WHAT IS REQUIRED
Exclude the pictures; give every entry again exactly as written.

DATASET RECORDS
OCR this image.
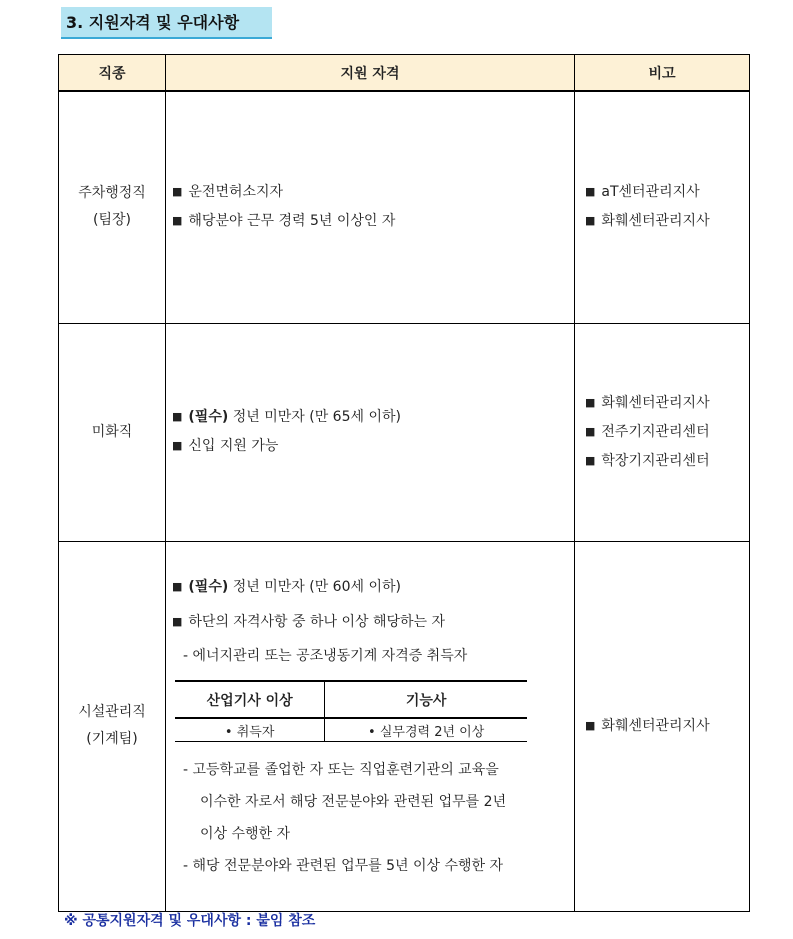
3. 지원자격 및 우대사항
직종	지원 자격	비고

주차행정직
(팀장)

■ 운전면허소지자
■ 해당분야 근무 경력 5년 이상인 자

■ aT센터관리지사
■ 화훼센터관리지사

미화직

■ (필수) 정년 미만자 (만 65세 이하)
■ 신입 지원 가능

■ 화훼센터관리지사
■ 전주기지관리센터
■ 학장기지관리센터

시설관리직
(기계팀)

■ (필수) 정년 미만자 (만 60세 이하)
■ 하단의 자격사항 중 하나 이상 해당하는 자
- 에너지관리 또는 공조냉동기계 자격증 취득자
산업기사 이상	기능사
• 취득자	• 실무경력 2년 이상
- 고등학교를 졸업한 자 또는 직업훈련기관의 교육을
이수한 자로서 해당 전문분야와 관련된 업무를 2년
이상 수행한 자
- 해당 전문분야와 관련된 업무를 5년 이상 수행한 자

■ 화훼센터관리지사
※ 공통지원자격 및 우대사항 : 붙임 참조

WORKED ANSWER
OCR this image.
3. 지원자격 및 우대사항
직종	지원 자격	비고

주차행정직
(팀장)

■ 운전면허소지자
■ 해당분야 근무 경력 5년 이상인 자

■ aT센터관리지사
■ 화훼센터관리지사

미화직

■ (필수) 정년 미만자 (만 65세 이하)
■ 신입 지원 가능

■ 화훼센터관리지사
■ 전주기지관리센터
■ 학장기지관리센터

시설관리직
(기계팀)

■ (필수) 정년 미만자 (만 60세 이하)
■ 하단의 자격사항 중 하나 이상 해당하는 자
- 에너지관리 또는 공조냉동기계 자격증 취득자
산업기사 이상	기능사
• 취득자	• 실무경력 2년 이상
- 고등학교를 졸업한 자 또는 직업훈련기관의 교육을
이수한 자로서 해당 전문분야와 관련된 업무를 2년
이상 수행한 자
- 해당 전문분야와 관련된 업무를 5년 이상 수행한 자

■ 화훼센터관리지사
※ 공통지원자격 및 우대사항 : 붙임 참조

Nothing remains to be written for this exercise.